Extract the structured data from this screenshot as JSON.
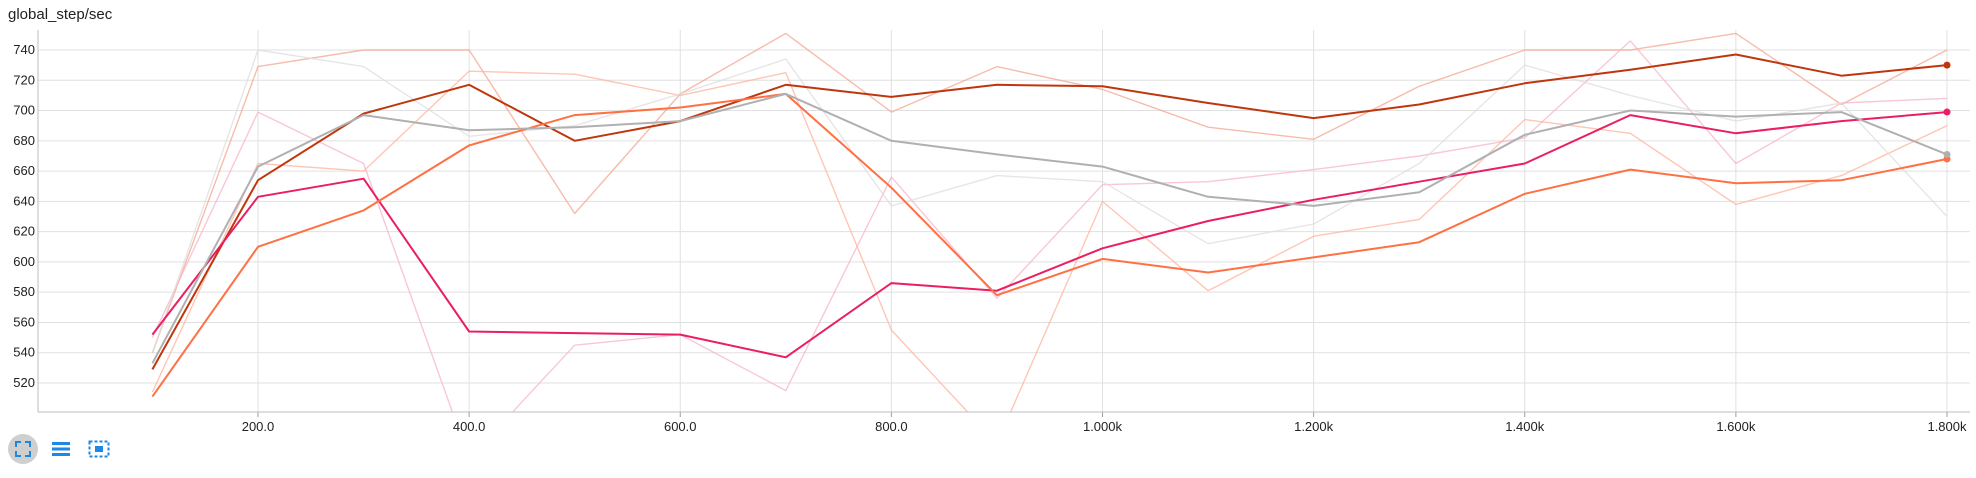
{
  "title": "global_step/sec",
  "icons": {
    "fullscreen": "fullscreen-icon",
    "data_table": "list-icon",
    "fit_domain": "fit-domain-icon"
  },
  "colors": {
    "smoothed": [
      "#bf360c",
      "#e91e63",
      "#ff7043",
      "#b0b0b0"
    ],
    "raw": [
      "#f4a58f",
      "#f7b4c9",
      "#ffb39e",
      "#dddddd"
    ],
    "grid": "#e0e0e0",
    "axis_label": "#212121",
    "icon": "#1e88e5"
  },
  "chart_data": {
    "type": "line",
    "title": "global_step/sec",
    "xlabel": "",
    "ylabel": "",
    "xlim": [
      0,
      1810
    ],
    "ylim": [
      504,
      758
    ],
    "x_ticks": [
      200,
      400,
      600,
      800,
      1000,
      1200,
      1400,
      1600,
      1800
    ],
    "x_tick_labels": [
      "200.0",
      "400.0",
      "600.0",
      "800.0",
      "1.000k",
      "1.200k",
      "1.400k",
      "1.600k",
      "1.800k"
    ],
    "y_ticks": [
      520,
      540,
      560,
      580,
      600,
      620,
      640,
      660,
      680,
      700,
      720,
      740
    ],
    "y_tick_labels": [
      "520",
      "540",
      "560",
      "580",
      "600",
      "620",
      "640",
      "660",
      "680",
      "700",
      "720",
      "740"
    ],
    "grid": true,
    "legend": "none",
    "x": [
      100,
      200,
      300,
      400,
      500,
      600,
      700,
      800,
      900,
      1000,
      1100,
      1200,
      1300,
      1400,
      1500,
      1600,
      1700,
      1800
    ],
    "series": [
      {
        "smoothed": [
          529,
          654,
          698,
          717,
          680,
          693,
          717,
          709,
          717,
          716,
          705,
          695,
          704,
          718,
          727,
          737,
          723,
          730
        ],
        "raw": [
          540,
          729,
          740,
          740,
          632,
          711,
          751,
          699,
          729,
          714,
          689,
          681,
          716,
          740,
          740,
          751,
          704,
          740
        ]
      },
      {
        "smoothed": [
          552,
          643,
          655,
          554,
          553,
          552,
          537,
          586,
          581,
          609,
          627,
          641,
          653,
          665,
          697,
          685,
          693,
          699
        ],
        "raw": [
          550,
          699,
          665,
          470,
          545,
          552,
          515,
          656,
          576,
          651,
          653,
          661,
          670,
          682,
          746,
          665,
          705,
          708
        ]
      },
      {
        "smoothed": [
          511,
          610,
          634,
          677,
          697,
          702,
          711,
          649,
          578,
          602,
          593,
          603,
          613,
          645,
          661,
          652,
          654,
          668
        ],
        "raw": [
          514,
          665,
          660,
          726,
          724,
          710,
          725,
          555,
          480,
          640,
          581,
          617,
          628,
          694,
          685,
          638,
          657,
          690
        ]
      },
      {
        "smoothed": [
          533,
          663,
          697,
          687,
          689,
          693,
          711,
          680,
          671,
          663,
          643,
          637,
          646,
          684,
          700,
          696,
          699,
          671
        ],
        "raw": [
          540,
          740,
          729,
          683,
          690,
          711,
          734,
          637,
          657,
          653,
          612,
          625,
          665,
          730,
          710,
          693,
          705,
          630
        ]
      }
    ]
  }
}
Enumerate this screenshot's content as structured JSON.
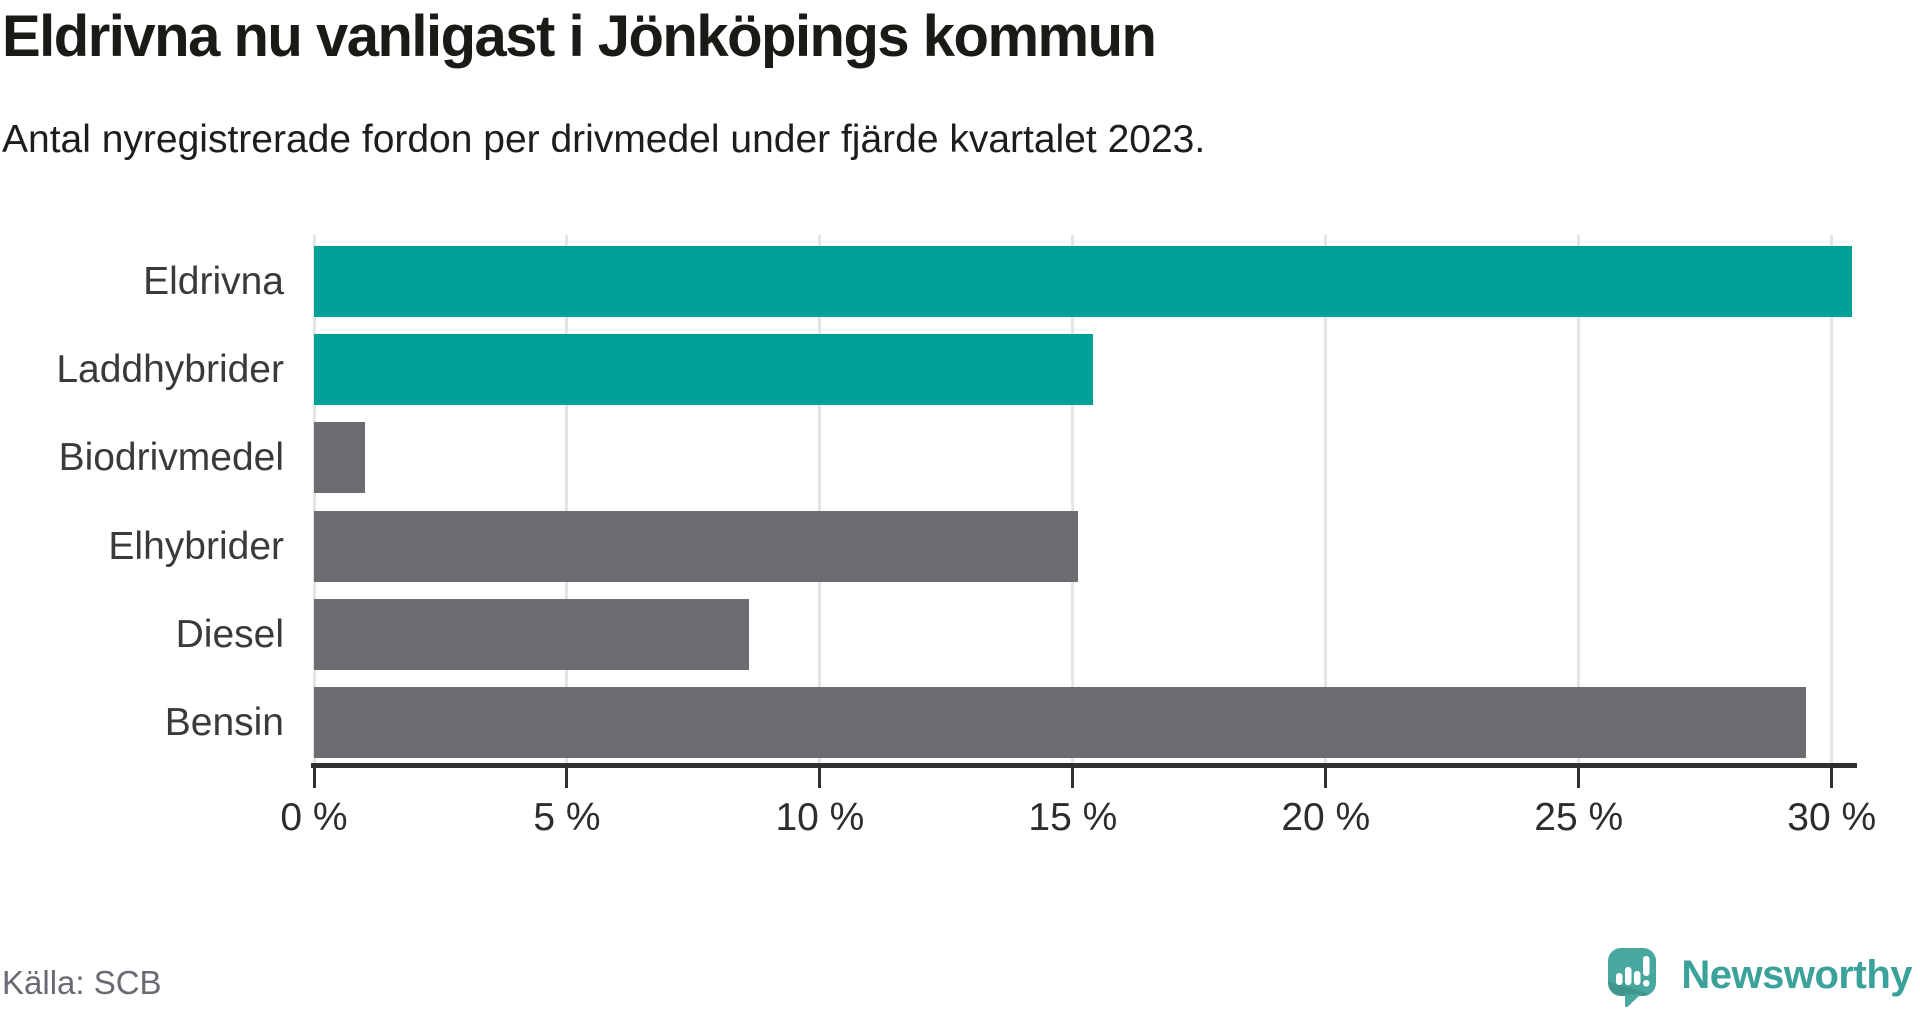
{
  "header": {
    "title": "Eldrivna nu vanligast i Jönköpings kommun",
    "subtitle": "Antal nyregistrerade fordon per drivmedel under fjärde kvartalet 2023."
  },
  "chart_data": {
    "type": "bar",
    "orientation": "horizontal",
    "title": "Eldrivna nu vanligast i Jönköpings kommun",
    "subtitle": "Antal nyregistrerade fordon per drivmedel under fjärde kvartalet 2023.",
    "categories": [
      "Eldrivna",
      "Laddhybrider",
      "Biodrivmedel",
      "Elhybrider",
      "Diesel",
      "Bensin"
    ],
    "values": [
      30.4,
      15.4,
      1.0,
      15.1,
      8.6,
      29.5
    ],
    "unit": "%",
    "bar_colors": [
      "#00a096",
      "#00a096",
      "#6c6d71",
      "#6c6d71",
      "#6c6d71",
      "#6c6d71"
    ],
    "xticks": [
      0,
      5,
      10,
      15,
      20,
      25,
      30
    ],
    "xtick_labels": [
      "0 %",
      "5 %",
      "10 %",
      "15 %",
      "20 %",
      "25 %",
      "30 %"
    ],
    "xlim": [
      0,
      30.5
    ],
    "grid": true,
    "legend": "none"
  },
  "footer": {
    "source": "Källa: SCB",
    "brand": "Newsworthy",
    "brand_icon": "newsworthy-speech-bubble-bar-chart-icon"
  },
  "colors": {
    "highlight_bar": "#00a096",
    "default_bar": "#6c6d71",
    "gridline": "#e5e5e5",
    "axis": "#303030",
    "title_text": "#1a1a17",
    "label_text": "#3a3a3a",
    "source_text": "#6a6a72",
    "logo_teal": "#48a79e",
    "brand_text_color": "#3aa29a"
  }
}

_STATED PROBLEM_
Leave out the pictures and reproduce the rest of the listing exactly.

_FULL ANSWER_
Extract the structured data from this screenshot as JSON.
{
  "title": "global_step/sec",
  "icons": {
    "fullscreen": "fullscreen-icon",
    "data_table": "list-icon",
    "fit_domain": "fit-domain-icon"
  },
  "colors": {
    "smoothed": [
      "#bf360c",
      "#e91e63",
      "#ff7043",
      "#b0b0b0"
    ],
    "raw": [
      "#f4a58f",
      "#f7b4c9",
      "#ffb39e",
      "#dddddd"
    ],
    "grid": "#e0e0e0",
    "axis_label": "#212121",
    "icon": "#1e88e5"
  },
  "chart_data": {
    "type": "line",
    "title": "global_step/sec",
    "xlabel": "",
    "ylabel": "",
    "xlim": [
      0,
      1810
    ],
    "ylim": [
      504,
      758
    ],
    "x_ticks": [
      200,
      400,
      600,
      800,
      1000,
      1200,
      1400,
      1600,
      1800
    ],
    "x_tick_labels": [
      "200.0",
      "400.0",
      "600.0",
      "800.0",
      "1.000k",
      "1.200k",
      "1.400k",
      "1.600k",
      "1.800k"
    ],
    "y_ticks": [
      520,
      540,
      560,
      580,
      600,
      620,
      640,
      660,
      680,
      700,
      720,
      740
    ],
    "y_tick_labels": [
      "520",
      "540",
      "560",
      "580",
      "600",
      "620",
      "640",
      "660",
      "680",
      "700",
      "720",
      "740"
    ],
    "grid": true,
    "legend": "none",
    "x": [
      100,
      200,
      300,
      400,
      500,
      600,
      700,
      800,
      900,
      1000,
      1100,
      1200,
      1300,
      1400,
      1500,
      1600,
      1700,
      1800
    ],
    "series": [
      {
        "smoothed": [
          529,
          654,
          698,
          717,
          680,
          693,
          717,
          709,
          717,
          716,
          705,
          695,
          704,
          718,
          727,
          737,
          723,
          730
        ],
        "raw": [
          540,
          729,
          740,
          740,
          632,
          711,
          751,
          699,
          729,
          714,
          689,
          681,
          716,
          740,
          740,
          751,
          704,
          740
        ]
      },
      {
        "smoothed": [
          552,
          643,
          655,
          554,
          553,
          552,
          537,
          586,
          581,
          609,
          627,
          641,
          653,
          665,
          697,
          685,
          693,
          699
        ],
        "raw": [
          550,
          699,
          665,
          470,
          545,
          552,
          515,
          656,
          576,
          651,
          653,
          661,
          670,
          682,
          746,
          665,
          705,
          708
        ]
      },
      {
        "smoothed": [
          511,
          610,
          634,
          677,
          697,
          702,
          711,
          649,
          578,
          602,
          593,
          603,
          613,
          645,
          661,
          652,
          654,
          668
        ],
        "raw": [
          514,
          665,
          660,
          726,
          724,
          710,
          725,
          555,
          480,
          640,
          581,
          617,
          628,
          694,
          685,
          638,
          657,
          690
        ]
      },
      {
        "smoothed": [
          533,
          663,
          697,
          687,
          689,
          693,
          711,
          680,
          671,
          663,
          643,
          637,
          646,
          684,
          700,
          696,
          699,
          671
        ],
        "raw": [
          540,
          740,
          729,
          683,
          690,
          711,
          734,
          637,
          657,
          653,
          612,
          625,
          665,
          730,
          710,
          693,
          705,
          630
        ]
      }
    ]
  }
}
Enumerate this screenshot's content as structured JSON.
{
  "header": {
    "title": "Eldrivna nu vanligast i Jönköpings kommun",
    "subtitle": "Antal nyregistrerade fordon per drivmedel under fjärde kvartalet 2023."
  },
  "chart_data": {
    "type": "bar",
    "orientation": "horizontal",
    "title": "Eldrivna nu vanligast i Jönköpings kommun",
    "subtitle": "Antal nyregistrerade fordon per drivmedel under fjärde kvartalet 2023.",
    "categories": [
      "Eldrivna",
      "Laddhybrider",
      "Biodrivmedel",
      "Elhybrider",
      "Diesel",
      "Bensin"
    ],
    "values": [
      30.4,
      15.4,
      1.0,
      15.1,
      8.6,
      29.5
    ],
    "unit": "%",
    "bar_colors": [
      "#00a096",
      "#00a096",
      "#6c6d71",
      "#6c6d71",
      "#6c6d71",
      "#6c6d71"
    ],
    "xticks": [
      0,
      5,
      10,
      15,
      20,
      25,
      30
    ],
    "xtick_labels": [
      "0 %",
      "5 %",
      "10 %",
      "15 %",
      "20 %",
      "25 %",
      "30 %"
    ],
    "xlim": [
      0,
      30.5
    ],
    "grid": true,
    "legend": "none"
  },
  "footer": {
    "source": "Källa: SCB",
    "brand": "Newsworthy",
    "brand_icon": "newsworthy-speech-bubble-bar-chart-icon"
  },
  "colors": {
    "highlight_bar": "#00a096",
    "default_bar": "#6c6d71",
    "gridline": "#e5e5e5",
    "axis": "#303030",
    "title_text": "#1a1a17",
    "label_text": "#3a3a3a",
    "source_text": "#6a6a72",
    "logo_teal": "#48a79e",
    "brand_text_color": "#3aa29a"
  }
}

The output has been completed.